_Exercise description_:
Among the lines below, list those containing the string "this".

_Records shown_:
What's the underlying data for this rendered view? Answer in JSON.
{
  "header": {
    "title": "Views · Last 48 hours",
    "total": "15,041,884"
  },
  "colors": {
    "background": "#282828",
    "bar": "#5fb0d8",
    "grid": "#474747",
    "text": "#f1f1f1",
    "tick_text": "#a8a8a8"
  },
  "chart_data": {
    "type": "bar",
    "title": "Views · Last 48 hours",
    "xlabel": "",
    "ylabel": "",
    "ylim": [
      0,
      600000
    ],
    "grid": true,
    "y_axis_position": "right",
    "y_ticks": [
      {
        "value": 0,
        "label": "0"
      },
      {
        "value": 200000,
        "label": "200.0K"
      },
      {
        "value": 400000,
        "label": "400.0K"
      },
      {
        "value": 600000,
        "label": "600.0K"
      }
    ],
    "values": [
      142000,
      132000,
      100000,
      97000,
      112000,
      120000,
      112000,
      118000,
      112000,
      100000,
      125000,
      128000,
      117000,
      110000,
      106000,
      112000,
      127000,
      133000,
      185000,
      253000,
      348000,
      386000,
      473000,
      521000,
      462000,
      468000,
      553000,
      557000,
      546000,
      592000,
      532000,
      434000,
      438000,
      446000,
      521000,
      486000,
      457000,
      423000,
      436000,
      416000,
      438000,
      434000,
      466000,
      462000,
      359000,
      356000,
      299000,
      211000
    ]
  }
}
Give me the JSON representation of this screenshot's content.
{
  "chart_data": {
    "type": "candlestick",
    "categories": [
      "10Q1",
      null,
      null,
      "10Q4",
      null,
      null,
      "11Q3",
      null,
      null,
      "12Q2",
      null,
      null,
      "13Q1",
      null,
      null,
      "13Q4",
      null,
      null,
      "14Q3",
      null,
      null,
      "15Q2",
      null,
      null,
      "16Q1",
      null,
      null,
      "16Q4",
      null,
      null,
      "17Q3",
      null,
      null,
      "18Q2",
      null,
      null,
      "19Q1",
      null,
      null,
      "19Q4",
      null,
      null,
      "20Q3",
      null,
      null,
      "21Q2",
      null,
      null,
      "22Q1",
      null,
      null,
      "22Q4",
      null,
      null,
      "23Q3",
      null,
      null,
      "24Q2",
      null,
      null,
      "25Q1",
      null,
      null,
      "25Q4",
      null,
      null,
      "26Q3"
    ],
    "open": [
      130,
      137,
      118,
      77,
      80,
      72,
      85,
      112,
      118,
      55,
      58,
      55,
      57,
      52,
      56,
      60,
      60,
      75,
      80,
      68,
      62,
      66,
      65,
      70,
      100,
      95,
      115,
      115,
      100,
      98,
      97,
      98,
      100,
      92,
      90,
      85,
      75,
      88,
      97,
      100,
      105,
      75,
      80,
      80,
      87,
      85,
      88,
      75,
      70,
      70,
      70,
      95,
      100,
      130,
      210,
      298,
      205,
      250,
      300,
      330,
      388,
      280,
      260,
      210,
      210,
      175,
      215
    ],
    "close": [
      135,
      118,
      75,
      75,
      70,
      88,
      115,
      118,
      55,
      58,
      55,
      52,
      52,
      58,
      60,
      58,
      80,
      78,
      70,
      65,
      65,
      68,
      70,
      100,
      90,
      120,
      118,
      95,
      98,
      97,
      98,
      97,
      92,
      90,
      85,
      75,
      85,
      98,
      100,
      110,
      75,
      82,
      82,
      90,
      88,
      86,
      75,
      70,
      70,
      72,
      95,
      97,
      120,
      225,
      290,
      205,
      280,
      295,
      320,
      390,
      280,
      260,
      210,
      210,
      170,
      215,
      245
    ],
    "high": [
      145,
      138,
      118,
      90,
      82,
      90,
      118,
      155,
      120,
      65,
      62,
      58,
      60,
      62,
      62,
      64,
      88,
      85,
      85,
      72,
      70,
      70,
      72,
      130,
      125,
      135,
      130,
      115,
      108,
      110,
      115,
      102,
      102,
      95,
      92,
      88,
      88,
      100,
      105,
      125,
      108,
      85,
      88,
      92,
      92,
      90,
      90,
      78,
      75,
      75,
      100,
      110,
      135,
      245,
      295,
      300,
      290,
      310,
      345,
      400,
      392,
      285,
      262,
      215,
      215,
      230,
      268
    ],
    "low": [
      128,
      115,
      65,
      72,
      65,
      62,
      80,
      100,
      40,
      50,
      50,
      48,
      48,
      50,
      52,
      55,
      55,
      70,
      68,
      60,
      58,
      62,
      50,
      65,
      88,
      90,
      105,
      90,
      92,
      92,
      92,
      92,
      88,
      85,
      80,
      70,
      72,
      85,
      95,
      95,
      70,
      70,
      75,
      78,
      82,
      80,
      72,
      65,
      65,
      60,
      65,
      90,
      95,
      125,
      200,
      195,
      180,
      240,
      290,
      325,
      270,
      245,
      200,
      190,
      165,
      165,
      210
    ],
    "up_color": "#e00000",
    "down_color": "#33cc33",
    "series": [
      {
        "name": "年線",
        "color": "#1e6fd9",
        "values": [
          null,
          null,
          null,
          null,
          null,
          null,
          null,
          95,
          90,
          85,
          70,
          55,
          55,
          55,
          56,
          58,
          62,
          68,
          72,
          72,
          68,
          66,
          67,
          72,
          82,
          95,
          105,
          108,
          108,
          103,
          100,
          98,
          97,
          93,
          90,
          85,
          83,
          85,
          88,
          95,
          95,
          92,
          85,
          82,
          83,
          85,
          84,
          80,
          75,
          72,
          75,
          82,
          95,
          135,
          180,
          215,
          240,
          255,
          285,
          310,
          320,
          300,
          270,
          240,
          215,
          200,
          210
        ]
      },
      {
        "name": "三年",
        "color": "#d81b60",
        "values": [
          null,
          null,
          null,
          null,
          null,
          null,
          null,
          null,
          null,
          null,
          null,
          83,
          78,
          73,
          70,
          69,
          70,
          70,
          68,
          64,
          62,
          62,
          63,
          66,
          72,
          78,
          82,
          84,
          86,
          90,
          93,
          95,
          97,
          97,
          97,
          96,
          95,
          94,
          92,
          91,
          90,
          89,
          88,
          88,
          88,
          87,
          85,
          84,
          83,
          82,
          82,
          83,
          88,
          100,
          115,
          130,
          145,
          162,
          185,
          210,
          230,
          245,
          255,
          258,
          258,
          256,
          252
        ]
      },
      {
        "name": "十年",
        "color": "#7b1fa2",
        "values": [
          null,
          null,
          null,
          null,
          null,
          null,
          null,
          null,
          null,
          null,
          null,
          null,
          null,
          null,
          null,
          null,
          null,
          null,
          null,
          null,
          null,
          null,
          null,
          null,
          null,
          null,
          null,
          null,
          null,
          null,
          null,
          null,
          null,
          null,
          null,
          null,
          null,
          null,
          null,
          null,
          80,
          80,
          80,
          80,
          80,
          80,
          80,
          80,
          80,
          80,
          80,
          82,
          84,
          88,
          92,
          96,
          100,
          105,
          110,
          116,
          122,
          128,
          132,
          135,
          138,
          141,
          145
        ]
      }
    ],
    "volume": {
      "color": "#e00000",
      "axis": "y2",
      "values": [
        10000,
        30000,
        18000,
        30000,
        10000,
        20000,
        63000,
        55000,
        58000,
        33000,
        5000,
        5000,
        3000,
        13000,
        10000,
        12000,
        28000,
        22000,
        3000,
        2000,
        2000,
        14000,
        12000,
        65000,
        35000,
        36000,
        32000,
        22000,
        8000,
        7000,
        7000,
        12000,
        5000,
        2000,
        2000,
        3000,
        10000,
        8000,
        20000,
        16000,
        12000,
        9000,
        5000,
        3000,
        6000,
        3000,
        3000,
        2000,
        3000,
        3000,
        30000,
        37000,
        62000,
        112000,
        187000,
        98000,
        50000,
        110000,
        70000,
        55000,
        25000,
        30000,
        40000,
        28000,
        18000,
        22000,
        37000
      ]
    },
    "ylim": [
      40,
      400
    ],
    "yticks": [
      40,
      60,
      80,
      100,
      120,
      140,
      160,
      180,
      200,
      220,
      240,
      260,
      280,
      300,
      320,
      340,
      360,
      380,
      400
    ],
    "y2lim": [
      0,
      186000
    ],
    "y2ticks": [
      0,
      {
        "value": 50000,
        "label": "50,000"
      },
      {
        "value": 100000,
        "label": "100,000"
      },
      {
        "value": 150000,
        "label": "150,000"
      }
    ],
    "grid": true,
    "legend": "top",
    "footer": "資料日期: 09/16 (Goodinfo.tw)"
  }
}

_Complete response_:
What's the underlying data for this rendered view? Answer in JSON.
Give me the JSON representation of this screenshot's content.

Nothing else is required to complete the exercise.